_Problem:_ Please transcribe the records precisely; pictures stay out of your copy.

_Data rows:_
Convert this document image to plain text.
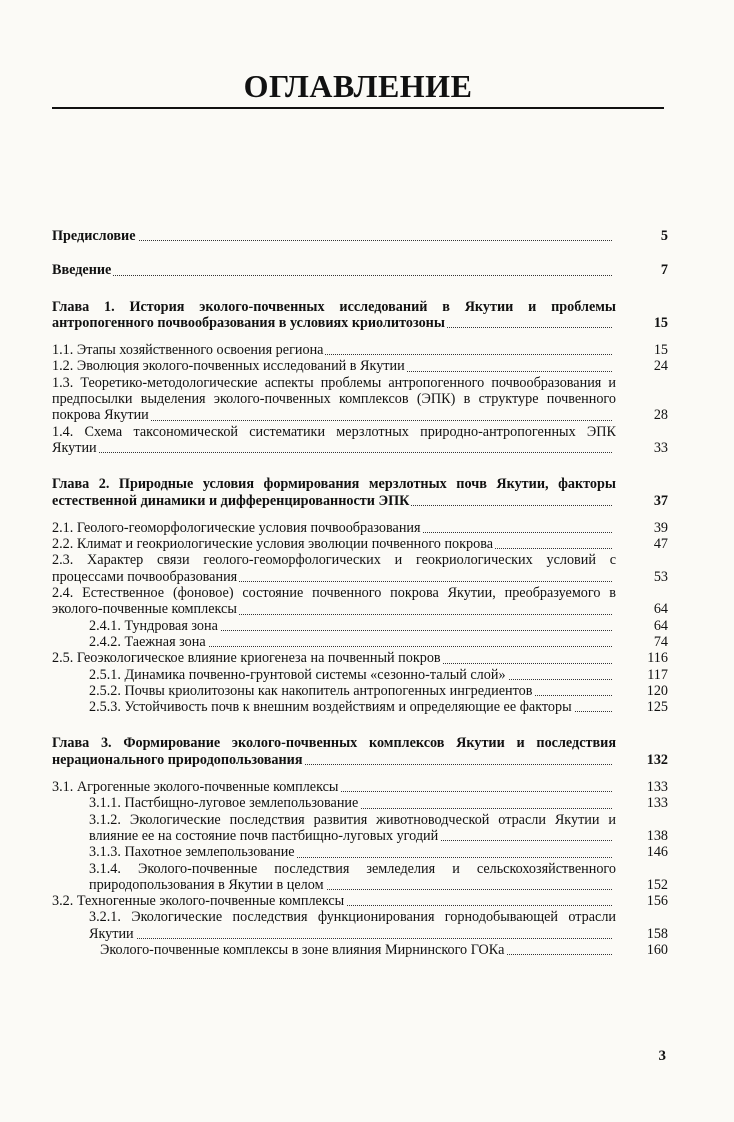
ОГЛАВЛЕНИЕ
Предисловие	5
Введение	7
Глава 1. История эколого-почвенных исследований в Якутии и проблемы антропогенного почвообразования в условиях криолитозоны	15
1.1. Этапы хозяйственного освоения региона	15
1.2. Эволюция эколого-почвенных исследований в Якутии	24
1.3. Теоретико-методологические аспекты проблемы антропогенного почвообразования и предпосылки выделения эколого-почвенных комплексов (ЭПК) в структуре почвенного покрова Якутии	28
1.4. Схема таксономической систематики мерзлотных природно-антропогенных ЭПК Якутии	33
Глава 2. Природные условия формирования мерзлотных почв Якутии, факторы естественной динамики и дифференцированности ЭПК	37
2.1. Геолого-геоморфологические условия почвообразования	39
2.2. Климат и геокриологические условия эволюции почвенного покрова	47
2.3. Характер связи геолого-геоморфологических и геокриологических условий с процессами почвообразования	53
2.4. Естественное (фоновое) состояние почвенного покрова Якутии, преобразуемого в эколого-почвенные комплексы	64
2.4.1. Тундровая зона	64
2.4.2. Таежная зона	74
2.5. Геоэкологическое влияние криогенеза на почвенный покров	116
2.5.1. Динамика почвенно-грунтовой системы «сезонно-талый слой»	117
2.5.2. Почвы криолитозоны как накопитель антропогенных ингредиентов	120
2.5.3. Устойчивость почв к внешним воздействиям и определяющие ее факторы	125
Глава 3. Формирование эколого-почвенных комплексов Якутии и последствия нерационального природопользования	132
3.1. Агрогенные эколого-почвенные комплексы	133
3.1.1. Пастбищно-луговое землепользование	133
3.1.2. Экологические последствия развития животноводческой отрасли Якутии и влияние ее на состояние почв пастбищно-луговых угодий	138
3.1.3. Пахотное землепользование	146
3.1.4. Эколого-почвенные последствия земледелия и сельскохозяйственного природопользования в Якутии в целом	152
3.2. Техногенные эколого-почвенные комплексы	156
3.2.1. Экологические последствия функционирования горнодобывающей отрасли Якутии	158
Эколого-почвенные комплексы в зоне влияния Мирнинского ГОКа	160
3
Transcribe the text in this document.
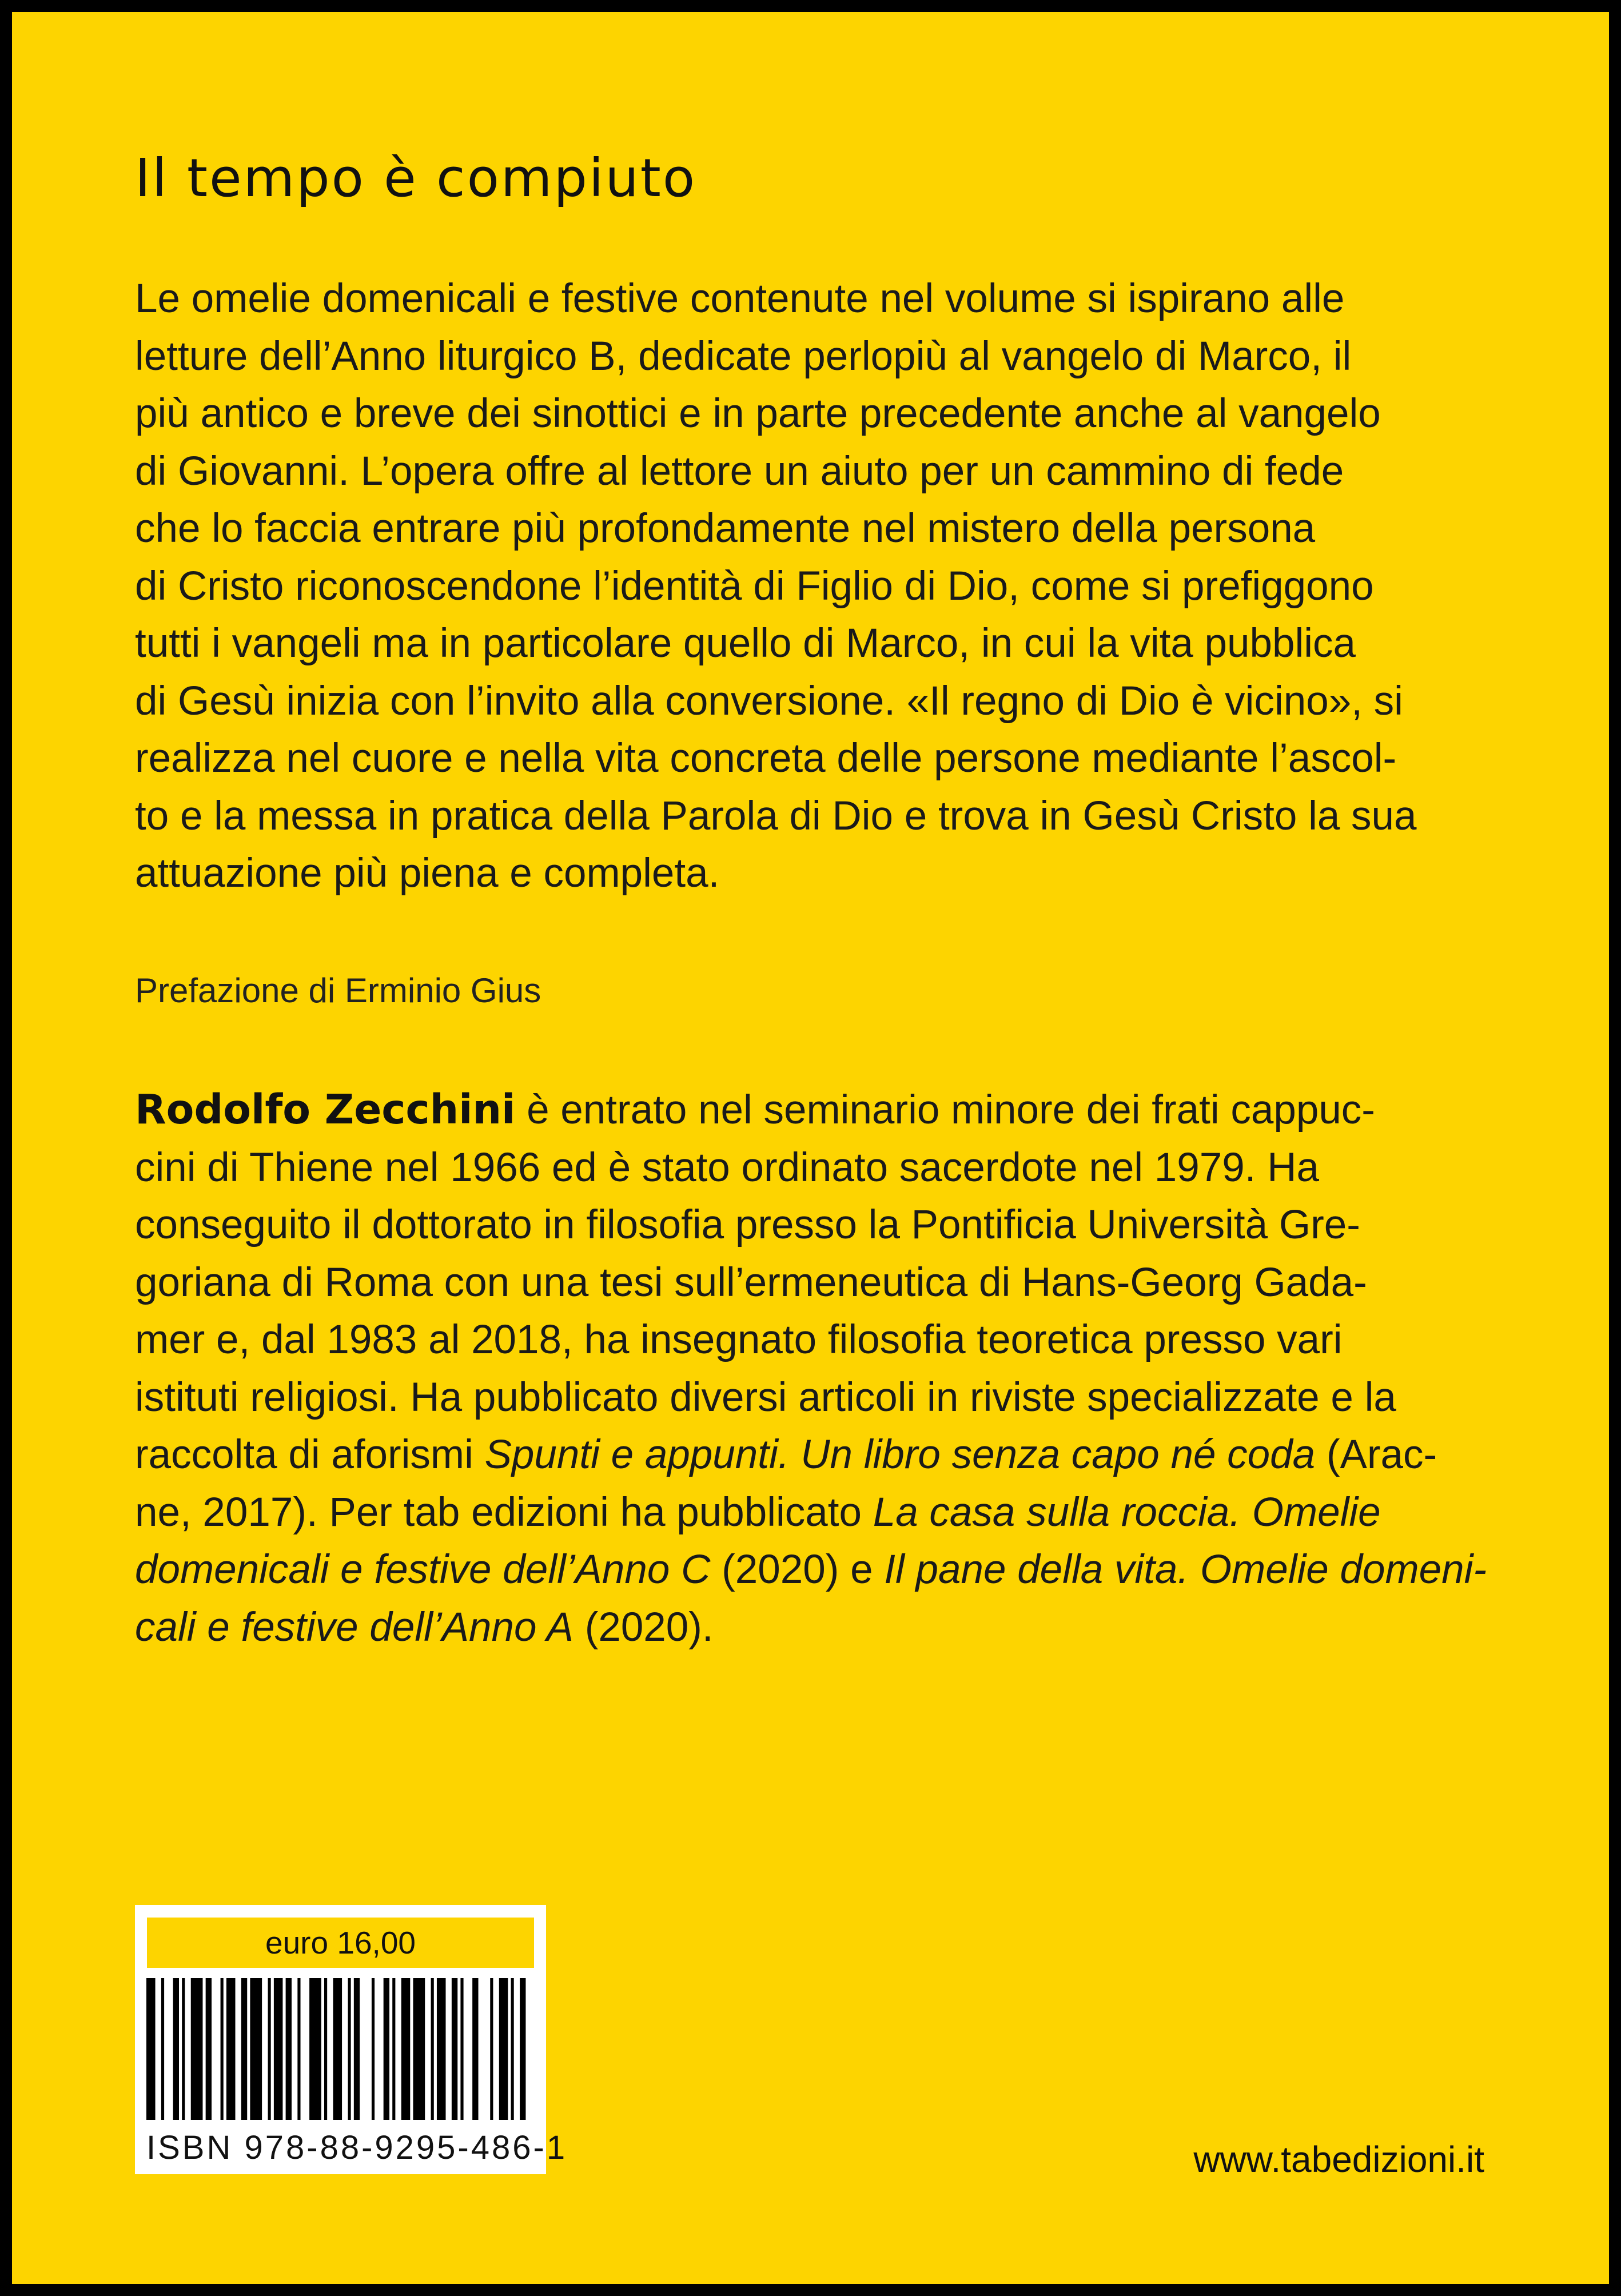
Il tempo è compiuto
Le omelie domenicali e festive contenute nel volume si ispirano alle
letture dell’Anno liturgico B, dedicate perlopiù al vangelo di Marco, il
più antico e breve dei sinottici e in parte precedente anche al vangelo
di Giovanni. L’opera offre al lettore un aiuto per un cammino di fede
che lo faccia entrare più profondamente nel mistero della persona
di Cristo riconoscendone l’identità di Figlio di Dio, come si prefiggono
tutti i vangeli ma in particolare quello di Marco, in cui la vita pubblica
di Gesù inizia con l’invito alla conversione. «Il regno di Dio è vicino», si
realizza nel cuore e nella vita concreta delle persone mediante l’ascol-
to e la messa in pratica della Parola di Dio e trova in Gesù Cristo la sua
attuazione più piena e completa.
Prefazione di Erminio Gius
Rodolfo Zecchini è entrato nel seminario minore dei frati cappuc-
cini di Thiene nel 1966 ed è stato ordinato sacerdote nel 1979. Ha
conseguito il dottorato in filosofia presso la Pontificia Università Gre-
goriana di Roma con una tesi sull’ermeneutica di Hans-Georg Gada-
mer e, dal 1983 al 2018, ha insegnato filosofia teoretica presso vari
istituti religiosi. Ha pubblicato diversi articoli in riviste specializzate e la
raccolta di aforismi Spunti e appunti. Un libro senza capo né coda (Arac-
ne, 2017). Per tab edizioni ha pubblicato La casa sulla roccia. Omelie
domenicali e festive dell’Anno C (2020) e Il pane della vita. Omelie domeni-
cali e festive dell’Anno A (2020).
euro 16,00
ISBN 978-88-9295-486-1	www.tabedizioni.it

_Task answer:_
Convert this document image to plain text.
ОГЛАВЛЕНИЕ
Предисловие	5
Введение	7
Глава 1. История эколого-почвенных исследований в Якутии и проблемы антропогенного почвообразования в условиях криолитозоны	15
1.1. Этапы хозяйственного освоения региона	15
1.2. Эволюция эколого-почвенных исследований в Якутии	24
1.3. Теоретико-методологические аспекты проблемы антропогенного почвообразования и предпосылки выделения эколого-почвенных комплексов (ЭПК) в структуре почвенного покрова Якутии	28
1.4. Схема таксономической систематики мерзлотных природно-антропогенных ЭПК Якутии	33
Глава 2. Природные условия формирования мерзлотных почв Якутии, факторы естественной динамики и дифференцированности ЭПК	37
2.1. Геолого-геоморфологические условия почвообразования	39
2.2. Климат и геокриологические условия эволюции почвенного покрова	47
2.3. Характер связи геолого-геоморфологических и геокриологических условий с процессами почвообразования	53
2.4. Естественное (фоновое) состояние почвенного покрова Якутии, преобразуемого в эколого-почвенные комплексы	64
2.4.1. Тундровая зона	64
2.4.2. Таежная зона	74
2.5. Геоэкологическое влияние криогенеза на почвенный покров	116
2.5.1. Динамика почвенно-грунтовой системы «сезонно-талый слой»	117
2.5.2. Почвы криолитозоны как накопитель антропогенных ингредиентов	120
2.5.3. Устойчивость почв к внешним воздействиям и определяющие ее факторы	125
Глава 3. Формирование эколого-почвенных комплексов Якутии и последствия нерационального природопользования	132
3.1. Агрогенные эколого-почвенные комплексы	133
3.1.1. Пастбищно-луговое землепользование	133
3.1.2. Экологические последствия развития животноводческой отрасли Якутии и влияние ее на состояние почв пастбищно-луговых угодий	138
3.1.3. Пахотное землепользование	146
3.1.4. Эколого-почвенные последствия земледелия и сельскохозяйственного природопользования в Якутии в целом	152
3.2. Техногенные эколого-почвенные комплексы	156
3.2.1. Экологические последствия функционирования горнодобывающей отрасли Якутии	158
Эколого-почвенные комплексы в зоне влияния Мирнинского ГОКа	160
3
Transcribe the text in this document.
Il tempo è compiuto
Le omelie domenicali e festive contenute nel volume si ispirano alle
letture dell’Anno liturgico B, dedicate perlopiù al vangelo di Marco, il
più antico e breve dei sinottici e in parte precedente anche al vangelo
di Giovanni. L’opera offre al lettore un aiuto per un cammino di fede
che lo faccia entrare più profondamente nel mistero della persona
di Cristo riconoscendone l’identità di Figlio di Dio, come si prefiggono
tutti i vangeli ma in particolare quello di Marco, in cui la vita pubblica
di Gesù inizia con l’invito alla conversione. «Il regno di Dio è vicino», si
realizza nel cuore e nella vita concreta delle persone mediante l’ascol-
to e la messa in pratica della Parola di Dio e trova in Gesù Cristo la sua
attuazione più piena e completa.
Prefazione di Erminio Gius
Rodolfo Zecchini è entrato nel seminario minore dei frati cappuc-
cini di Thiene nel 1966 ed è stato ordinato sacerdote nel 1979. Ha
conseguito il dottorato in filosofia presso la Pontificia Università Gre-
goriana di Roma con una tesi sull’ermeneutica di Hans-Georg Gada-
mer e, dal 1983 al 2018, ha insegnato filosofia teoretica presso vari
istituti religiosi. Ha pubblicato diversi articoli in riviste specializzate e la
raccolta di aforismi Spunti e appunti. Un libro senza capo né coda (Arac-
ne, 2017). Per tab edizioni ha pubblicato La casa sulla roccia. Omelie
domenicali e festive dell’Anno C (2020) e Il pane della vita. Omelie domeni-
cali e festive dell’Anno A (2020).
euro 16,00
ISBN 978-88-9295-486-1	www.tabedizioni.it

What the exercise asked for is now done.